WHAT THIS TASK INVOLVES: Everything from the line containing "Transcribe the text in this document." down to the last line of the entries below must be transcribed exactly, and nothing else.

INPUT:
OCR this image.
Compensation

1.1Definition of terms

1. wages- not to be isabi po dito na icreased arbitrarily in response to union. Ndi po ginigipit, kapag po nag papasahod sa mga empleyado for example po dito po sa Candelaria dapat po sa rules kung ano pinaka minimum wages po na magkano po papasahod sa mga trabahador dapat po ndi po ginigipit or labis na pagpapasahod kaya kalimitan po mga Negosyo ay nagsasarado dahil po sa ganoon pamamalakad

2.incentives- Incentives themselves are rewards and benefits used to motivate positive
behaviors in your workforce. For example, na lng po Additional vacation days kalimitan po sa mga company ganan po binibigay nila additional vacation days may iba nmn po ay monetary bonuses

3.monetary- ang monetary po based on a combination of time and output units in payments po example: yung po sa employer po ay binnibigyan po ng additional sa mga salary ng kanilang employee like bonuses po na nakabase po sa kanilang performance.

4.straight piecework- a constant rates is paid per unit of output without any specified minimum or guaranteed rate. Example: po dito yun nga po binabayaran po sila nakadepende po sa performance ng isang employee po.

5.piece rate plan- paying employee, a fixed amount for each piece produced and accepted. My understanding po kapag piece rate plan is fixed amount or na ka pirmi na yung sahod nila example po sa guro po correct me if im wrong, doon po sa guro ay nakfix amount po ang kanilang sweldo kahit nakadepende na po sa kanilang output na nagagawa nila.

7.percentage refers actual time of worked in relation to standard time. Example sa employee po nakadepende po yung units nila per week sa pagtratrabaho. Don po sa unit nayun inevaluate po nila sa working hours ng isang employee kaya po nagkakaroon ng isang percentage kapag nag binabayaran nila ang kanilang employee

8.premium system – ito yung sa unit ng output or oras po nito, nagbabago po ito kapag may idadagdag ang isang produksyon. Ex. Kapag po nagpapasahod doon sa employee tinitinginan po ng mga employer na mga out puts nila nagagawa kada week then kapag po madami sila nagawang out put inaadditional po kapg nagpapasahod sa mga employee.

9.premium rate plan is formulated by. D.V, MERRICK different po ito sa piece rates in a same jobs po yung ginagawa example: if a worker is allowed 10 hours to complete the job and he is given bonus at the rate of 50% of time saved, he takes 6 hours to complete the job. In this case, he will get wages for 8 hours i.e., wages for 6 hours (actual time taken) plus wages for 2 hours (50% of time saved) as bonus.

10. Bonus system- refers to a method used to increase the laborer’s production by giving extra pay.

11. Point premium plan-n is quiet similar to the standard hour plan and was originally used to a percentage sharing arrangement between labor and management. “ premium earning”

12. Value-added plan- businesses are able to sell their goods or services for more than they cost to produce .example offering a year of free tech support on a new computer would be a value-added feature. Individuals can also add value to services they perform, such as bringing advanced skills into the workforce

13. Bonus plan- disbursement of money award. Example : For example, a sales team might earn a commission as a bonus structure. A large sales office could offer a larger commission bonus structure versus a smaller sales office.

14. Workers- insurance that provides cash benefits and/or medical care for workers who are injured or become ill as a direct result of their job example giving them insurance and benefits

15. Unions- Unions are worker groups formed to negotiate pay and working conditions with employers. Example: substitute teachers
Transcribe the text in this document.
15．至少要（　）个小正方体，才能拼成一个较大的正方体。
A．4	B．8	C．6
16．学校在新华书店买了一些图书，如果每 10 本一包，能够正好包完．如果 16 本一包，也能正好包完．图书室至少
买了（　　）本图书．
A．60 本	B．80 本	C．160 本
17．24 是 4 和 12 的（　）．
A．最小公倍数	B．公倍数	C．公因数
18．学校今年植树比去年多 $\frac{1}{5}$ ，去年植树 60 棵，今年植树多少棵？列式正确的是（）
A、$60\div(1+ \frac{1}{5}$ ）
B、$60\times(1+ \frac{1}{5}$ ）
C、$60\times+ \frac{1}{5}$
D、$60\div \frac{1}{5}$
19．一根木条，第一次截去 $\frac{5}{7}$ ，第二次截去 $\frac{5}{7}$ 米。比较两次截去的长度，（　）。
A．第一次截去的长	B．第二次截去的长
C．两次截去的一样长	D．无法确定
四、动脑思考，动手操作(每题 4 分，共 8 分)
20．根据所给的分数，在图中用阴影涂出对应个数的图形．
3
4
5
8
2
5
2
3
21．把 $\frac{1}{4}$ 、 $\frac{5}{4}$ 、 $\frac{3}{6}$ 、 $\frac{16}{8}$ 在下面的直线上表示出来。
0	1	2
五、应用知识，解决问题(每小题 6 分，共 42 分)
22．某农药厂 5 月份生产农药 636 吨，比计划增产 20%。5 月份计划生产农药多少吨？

COMPLETED EXERCISE:
Transcribe the text in this document.
15．至少要（　）个小正方体，才能拼成一个较大的正方体。
A．4	B．8	C．6
16．学校在新华书店买了一些图书，如果每 10 本一包，能够正好包完．如果 16 本一包，也能正好包完．图书室至少
买了（　　）本图书．
A．60 本	B．80 本	C．160 本
17．24 是 4 和 12 的（　）．
A．最小公倍数	B．公倍数	C．公因数
18．学校今年植树比去年多 $\frac{1}{5}$ ，去年植树 60 棵，今年植树多少棵？列式正确的是（）
A、$60\div(1+ \frac{1}{5}$ ）
B、$60\times(1+ \frac{1}{5}$ ）
C、$60\times+ \frac{1}{5}$
D、$60\div \frac{1}{5}$
19．一根木条，第一次截去 $\frac{5}{7}$ ，第二次截去 $\frac{5}{7}$ 米。比较两次截去的长度，（　）。
A．第一次截去的长	B．第二次截去的长
C．两次截去的一样长	D．无法确定
四、动脑思考，动手操作(每题 4 分，共 8 分)
20．根据所给的分数，在图中用阴影涂出对应个数的图形．
3
4
5
8
2
5
2
3
21．把 $\frac{1}{4}$ 、 $\frac{5}{4}$ 、 $\frac{3}{6}$ 、 $\frac{16}{8}$ 在下面的直线上表示出来。
0	1	2
五、应用知识，解决问题(每小题 6 分，共 42 分)
22．某农药厂 5 月份生产农药 636 吨，比计划增产 20%。5 月份计划生产农药多少吨？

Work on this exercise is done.